══ MATERIAL TO PROCESS
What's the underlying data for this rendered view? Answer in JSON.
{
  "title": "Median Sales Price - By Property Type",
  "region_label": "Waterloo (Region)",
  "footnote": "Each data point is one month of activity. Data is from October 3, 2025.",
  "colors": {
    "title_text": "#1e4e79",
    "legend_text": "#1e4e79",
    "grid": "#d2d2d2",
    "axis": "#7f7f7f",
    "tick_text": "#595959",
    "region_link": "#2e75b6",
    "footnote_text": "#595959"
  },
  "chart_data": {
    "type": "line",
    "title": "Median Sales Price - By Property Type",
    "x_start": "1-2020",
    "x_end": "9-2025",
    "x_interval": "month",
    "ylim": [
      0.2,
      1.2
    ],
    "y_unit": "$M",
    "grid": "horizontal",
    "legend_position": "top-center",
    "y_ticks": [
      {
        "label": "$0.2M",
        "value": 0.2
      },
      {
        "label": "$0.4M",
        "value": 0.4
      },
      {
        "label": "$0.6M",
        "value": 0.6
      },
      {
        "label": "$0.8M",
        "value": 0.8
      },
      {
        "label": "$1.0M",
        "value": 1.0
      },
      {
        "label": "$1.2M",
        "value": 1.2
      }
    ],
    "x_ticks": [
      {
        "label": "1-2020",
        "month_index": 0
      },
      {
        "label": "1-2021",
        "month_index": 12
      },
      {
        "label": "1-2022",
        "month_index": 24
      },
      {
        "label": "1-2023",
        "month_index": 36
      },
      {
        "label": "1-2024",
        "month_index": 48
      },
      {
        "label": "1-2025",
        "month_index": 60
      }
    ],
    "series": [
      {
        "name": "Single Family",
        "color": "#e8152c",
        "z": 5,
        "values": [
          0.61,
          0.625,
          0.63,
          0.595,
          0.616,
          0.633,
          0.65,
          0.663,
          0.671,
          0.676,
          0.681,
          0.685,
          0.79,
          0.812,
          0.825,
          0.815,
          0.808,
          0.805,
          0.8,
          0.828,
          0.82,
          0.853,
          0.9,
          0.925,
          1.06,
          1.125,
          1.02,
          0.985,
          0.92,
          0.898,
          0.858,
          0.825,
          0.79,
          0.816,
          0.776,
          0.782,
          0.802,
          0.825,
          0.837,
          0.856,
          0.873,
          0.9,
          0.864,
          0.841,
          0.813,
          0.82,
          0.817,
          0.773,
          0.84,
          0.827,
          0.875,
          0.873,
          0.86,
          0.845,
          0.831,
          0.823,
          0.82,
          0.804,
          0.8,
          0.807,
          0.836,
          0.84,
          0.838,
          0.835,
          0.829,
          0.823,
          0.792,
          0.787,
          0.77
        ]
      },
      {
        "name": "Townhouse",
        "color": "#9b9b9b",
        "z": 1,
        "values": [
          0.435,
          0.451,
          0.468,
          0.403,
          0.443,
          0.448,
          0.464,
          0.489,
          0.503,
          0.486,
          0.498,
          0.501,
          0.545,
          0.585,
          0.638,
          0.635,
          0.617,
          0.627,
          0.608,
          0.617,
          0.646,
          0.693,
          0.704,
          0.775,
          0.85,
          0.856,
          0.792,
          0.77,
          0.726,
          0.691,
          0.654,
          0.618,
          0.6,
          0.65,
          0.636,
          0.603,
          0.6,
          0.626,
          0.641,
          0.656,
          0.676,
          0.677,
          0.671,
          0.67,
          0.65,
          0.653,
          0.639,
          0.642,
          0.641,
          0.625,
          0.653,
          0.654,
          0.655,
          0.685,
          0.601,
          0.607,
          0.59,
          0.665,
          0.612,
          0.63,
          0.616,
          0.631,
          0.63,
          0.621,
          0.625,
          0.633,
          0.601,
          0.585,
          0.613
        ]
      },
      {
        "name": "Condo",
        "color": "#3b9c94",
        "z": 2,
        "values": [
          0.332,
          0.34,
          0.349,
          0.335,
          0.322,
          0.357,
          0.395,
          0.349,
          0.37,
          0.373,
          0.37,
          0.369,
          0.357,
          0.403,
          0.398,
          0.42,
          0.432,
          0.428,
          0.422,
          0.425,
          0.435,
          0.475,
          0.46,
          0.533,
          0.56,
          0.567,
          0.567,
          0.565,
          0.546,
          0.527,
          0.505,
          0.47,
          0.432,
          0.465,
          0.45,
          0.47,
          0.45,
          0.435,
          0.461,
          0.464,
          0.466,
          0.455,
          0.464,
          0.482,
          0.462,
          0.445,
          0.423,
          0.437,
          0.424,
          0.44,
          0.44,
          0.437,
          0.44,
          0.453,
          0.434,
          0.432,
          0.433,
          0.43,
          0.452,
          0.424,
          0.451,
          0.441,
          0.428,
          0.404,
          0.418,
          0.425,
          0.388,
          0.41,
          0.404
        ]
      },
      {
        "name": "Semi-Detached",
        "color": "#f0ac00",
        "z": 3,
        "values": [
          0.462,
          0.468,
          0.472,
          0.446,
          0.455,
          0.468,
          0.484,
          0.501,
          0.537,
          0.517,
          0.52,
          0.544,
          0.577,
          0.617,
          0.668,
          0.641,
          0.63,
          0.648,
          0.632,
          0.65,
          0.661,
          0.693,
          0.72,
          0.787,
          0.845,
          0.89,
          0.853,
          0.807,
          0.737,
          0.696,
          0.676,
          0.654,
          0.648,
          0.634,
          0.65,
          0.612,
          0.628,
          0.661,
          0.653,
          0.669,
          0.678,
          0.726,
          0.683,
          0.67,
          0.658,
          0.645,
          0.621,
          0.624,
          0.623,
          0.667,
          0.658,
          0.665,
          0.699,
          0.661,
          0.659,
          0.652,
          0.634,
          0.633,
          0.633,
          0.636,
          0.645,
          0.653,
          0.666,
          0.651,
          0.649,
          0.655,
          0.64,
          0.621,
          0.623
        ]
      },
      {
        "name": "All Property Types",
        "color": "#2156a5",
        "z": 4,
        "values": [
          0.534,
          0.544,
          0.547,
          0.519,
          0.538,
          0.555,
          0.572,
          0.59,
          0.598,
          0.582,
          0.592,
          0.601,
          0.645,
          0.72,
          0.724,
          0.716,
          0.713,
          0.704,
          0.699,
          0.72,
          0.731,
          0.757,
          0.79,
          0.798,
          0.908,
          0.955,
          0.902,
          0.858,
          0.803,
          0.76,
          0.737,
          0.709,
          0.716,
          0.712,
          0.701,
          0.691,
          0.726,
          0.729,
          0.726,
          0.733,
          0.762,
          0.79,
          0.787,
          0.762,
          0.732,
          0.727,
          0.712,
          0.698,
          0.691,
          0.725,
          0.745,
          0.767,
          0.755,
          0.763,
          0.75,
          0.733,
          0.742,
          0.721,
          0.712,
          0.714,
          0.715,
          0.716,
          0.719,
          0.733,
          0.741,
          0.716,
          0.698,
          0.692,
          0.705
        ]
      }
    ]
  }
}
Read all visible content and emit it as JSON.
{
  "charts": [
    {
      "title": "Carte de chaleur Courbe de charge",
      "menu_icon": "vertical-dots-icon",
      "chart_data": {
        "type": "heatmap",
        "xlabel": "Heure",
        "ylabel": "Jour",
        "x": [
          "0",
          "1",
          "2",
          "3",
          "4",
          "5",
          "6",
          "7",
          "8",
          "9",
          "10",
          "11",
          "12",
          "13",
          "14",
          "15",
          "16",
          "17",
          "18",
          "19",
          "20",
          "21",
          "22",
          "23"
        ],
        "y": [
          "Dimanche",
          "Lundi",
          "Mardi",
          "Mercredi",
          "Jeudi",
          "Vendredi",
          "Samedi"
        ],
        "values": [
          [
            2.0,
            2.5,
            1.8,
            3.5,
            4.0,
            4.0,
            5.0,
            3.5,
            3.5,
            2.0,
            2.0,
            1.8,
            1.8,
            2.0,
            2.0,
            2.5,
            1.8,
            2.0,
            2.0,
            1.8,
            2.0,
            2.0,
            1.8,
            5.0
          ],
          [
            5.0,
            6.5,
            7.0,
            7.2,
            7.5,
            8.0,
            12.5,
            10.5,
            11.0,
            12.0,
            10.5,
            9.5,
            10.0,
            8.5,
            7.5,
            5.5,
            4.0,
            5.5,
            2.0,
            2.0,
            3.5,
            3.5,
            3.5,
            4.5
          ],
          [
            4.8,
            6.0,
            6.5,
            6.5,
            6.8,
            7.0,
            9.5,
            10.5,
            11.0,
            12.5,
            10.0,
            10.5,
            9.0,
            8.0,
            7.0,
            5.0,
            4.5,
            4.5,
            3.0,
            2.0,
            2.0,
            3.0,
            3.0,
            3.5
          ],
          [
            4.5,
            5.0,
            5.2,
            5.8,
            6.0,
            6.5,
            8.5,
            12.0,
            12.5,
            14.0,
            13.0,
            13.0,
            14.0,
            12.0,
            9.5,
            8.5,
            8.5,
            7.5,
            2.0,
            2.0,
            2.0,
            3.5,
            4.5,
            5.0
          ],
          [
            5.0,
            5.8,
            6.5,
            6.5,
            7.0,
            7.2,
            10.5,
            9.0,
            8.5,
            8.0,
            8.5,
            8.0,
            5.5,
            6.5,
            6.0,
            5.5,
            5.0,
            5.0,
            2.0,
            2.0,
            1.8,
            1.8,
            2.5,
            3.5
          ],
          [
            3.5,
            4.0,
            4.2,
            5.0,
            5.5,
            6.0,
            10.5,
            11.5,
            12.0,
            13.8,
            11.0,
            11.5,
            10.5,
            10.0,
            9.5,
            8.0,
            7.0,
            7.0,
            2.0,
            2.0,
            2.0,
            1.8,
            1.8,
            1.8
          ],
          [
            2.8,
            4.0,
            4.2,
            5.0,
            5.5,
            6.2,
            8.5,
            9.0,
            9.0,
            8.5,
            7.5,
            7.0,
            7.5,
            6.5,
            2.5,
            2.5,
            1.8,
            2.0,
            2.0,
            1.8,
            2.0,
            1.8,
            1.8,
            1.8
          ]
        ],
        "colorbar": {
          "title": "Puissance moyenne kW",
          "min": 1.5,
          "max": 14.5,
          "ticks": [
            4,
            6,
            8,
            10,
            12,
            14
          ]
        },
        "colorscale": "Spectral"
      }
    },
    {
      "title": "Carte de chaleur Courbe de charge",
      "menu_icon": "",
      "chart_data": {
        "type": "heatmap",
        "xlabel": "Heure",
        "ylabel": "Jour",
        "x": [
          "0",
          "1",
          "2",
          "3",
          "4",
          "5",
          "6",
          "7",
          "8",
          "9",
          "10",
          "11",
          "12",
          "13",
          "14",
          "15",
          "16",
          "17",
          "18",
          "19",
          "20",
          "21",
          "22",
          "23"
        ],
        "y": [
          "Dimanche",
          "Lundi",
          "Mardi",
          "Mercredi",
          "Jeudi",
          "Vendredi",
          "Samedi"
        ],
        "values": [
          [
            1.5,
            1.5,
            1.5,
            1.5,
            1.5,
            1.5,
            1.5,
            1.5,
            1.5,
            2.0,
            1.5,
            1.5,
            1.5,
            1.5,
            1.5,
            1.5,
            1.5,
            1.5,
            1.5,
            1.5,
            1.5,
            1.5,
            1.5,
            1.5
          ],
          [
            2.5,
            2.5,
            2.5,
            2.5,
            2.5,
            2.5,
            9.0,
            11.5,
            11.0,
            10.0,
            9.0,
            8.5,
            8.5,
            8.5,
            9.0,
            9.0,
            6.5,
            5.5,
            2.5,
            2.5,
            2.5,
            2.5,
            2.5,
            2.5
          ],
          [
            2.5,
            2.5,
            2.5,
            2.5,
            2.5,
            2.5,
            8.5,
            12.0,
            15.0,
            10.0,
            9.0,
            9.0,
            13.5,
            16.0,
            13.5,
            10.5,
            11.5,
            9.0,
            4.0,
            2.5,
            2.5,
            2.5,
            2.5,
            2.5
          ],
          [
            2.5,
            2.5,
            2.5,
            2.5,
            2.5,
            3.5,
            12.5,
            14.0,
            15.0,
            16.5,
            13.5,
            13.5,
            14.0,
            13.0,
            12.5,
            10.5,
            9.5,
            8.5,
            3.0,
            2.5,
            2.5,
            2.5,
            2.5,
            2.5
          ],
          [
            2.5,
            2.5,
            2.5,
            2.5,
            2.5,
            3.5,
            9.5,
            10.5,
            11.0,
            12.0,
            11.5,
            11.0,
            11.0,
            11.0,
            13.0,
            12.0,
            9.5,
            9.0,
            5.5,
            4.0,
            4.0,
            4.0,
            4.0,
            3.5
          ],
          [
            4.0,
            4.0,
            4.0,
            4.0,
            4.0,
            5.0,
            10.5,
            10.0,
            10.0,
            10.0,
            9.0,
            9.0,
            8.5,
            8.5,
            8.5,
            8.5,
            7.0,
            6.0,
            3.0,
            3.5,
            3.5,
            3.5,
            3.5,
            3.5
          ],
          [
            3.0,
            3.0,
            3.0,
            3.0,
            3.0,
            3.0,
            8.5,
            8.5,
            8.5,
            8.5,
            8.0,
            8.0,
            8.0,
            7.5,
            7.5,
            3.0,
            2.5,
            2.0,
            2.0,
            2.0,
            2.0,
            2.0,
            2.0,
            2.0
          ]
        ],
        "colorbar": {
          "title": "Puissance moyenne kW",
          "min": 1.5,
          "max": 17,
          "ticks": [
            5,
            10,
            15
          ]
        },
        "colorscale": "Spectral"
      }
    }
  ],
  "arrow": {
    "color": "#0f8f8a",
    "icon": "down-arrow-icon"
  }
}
════
WHAT YOU NEED TO DO:
Select every line in the records above that contains the word "Median".

REPLY TO THE EXERCISE:
  "title": "Median Sales Price - By Property Type",
    "title": "Median Sales Price - By Property Type",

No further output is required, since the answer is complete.